*WORK TO BE COMPLETED*
Look through the material below. Copy each line that contains the string "certs".
--- start of DATA PROVIDED ---
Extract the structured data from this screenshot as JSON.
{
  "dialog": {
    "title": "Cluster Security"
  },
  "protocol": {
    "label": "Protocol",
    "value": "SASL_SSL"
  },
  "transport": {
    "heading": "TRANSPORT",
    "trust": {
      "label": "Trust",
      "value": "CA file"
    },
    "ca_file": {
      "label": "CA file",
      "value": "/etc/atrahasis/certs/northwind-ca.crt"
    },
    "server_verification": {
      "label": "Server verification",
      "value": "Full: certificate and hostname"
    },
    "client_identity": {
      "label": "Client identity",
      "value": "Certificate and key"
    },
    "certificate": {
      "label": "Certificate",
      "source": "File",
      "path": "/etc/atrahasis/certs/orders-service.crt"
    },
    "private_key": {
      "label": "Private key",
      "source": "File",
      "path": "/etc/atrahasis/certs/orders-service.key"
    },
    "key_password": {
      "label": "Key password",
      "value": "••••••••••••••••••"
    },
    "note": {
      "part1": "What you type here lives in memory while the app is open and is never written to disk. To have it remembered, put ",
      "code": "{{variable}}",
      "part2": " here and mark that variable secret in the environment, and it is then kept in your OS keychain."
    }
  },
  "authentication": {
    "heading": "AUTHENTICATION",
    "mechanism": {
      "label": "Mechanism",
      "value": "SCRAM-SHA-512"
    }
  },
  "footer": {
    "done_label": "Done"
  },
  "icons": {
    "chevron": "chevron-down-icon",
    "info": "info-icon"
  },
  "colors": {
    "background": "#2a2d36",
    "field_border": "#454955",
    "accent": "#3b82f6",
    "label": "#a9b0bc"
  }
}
--- end of DATA PROVIDED ---
*REPLY*
      "value": "/etc/atrahasis/certs/northwind-ca.crt"
      "path": "/etc/atrahasis/certs/orders-service.crt"
      "path": "/etc/atrahasis/certs/orders-service.key"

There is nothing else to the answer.